Task to complete: Lines containing the word "niht" should be extracted in full.

Records shown:

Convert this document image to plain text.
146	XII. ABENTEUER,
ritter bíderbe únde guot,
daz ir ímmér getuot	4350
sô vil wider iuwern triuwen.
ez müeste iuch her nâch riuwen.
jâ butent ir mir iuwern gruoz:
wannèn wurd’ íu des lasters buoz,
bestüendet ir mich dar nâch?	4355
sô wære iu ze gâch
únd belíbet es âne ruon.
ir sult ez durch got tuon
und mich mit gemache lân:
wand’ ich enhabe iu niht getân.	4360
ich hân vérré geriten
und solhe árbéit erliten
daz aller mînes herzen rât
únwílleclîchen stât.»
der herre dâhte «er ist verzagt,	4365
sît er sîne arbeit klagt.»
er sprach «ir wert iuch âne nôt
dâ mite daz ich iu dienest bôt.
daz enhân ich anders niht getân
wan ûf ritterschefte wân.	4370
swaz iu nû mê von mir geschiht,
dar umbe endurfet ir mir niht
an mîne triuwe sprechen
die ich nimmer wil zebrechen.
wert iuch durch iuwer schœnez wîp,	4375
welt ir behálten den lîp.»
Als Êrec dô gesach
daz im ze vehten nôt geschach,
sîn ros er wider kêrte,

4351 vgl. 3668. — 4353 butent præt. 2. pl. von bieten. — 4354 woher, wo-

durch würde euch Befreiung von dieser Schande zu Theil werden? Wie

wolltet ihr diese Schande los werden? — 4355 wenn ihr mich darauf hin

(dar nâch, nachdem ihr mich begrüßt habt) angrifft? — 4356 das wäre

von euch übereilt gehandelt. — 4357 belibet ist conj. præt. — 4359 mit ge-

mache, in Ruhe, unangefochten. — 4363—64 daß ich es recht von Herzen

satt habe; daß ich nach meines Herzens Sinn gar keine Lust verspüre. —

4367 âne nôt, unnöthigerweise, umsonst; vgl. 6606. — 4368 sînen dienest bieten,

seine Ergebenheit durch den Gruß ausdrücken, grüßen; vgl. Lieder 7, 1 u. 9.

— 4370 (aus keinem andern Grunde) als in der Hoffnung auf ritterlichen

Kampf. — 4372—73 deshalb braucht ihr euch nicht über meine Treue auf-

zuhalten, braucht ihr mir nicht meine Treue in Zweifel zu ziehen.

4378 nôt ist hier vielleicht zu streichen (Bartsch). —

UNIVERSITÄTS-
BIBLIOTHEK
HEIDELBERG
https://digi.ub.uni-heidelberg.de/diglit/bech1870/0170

Answer below:
wand’ ich enhabe iu niht getân.	4360
daz enhân ich anders niht getân
dar umbe endurfet ir mir niht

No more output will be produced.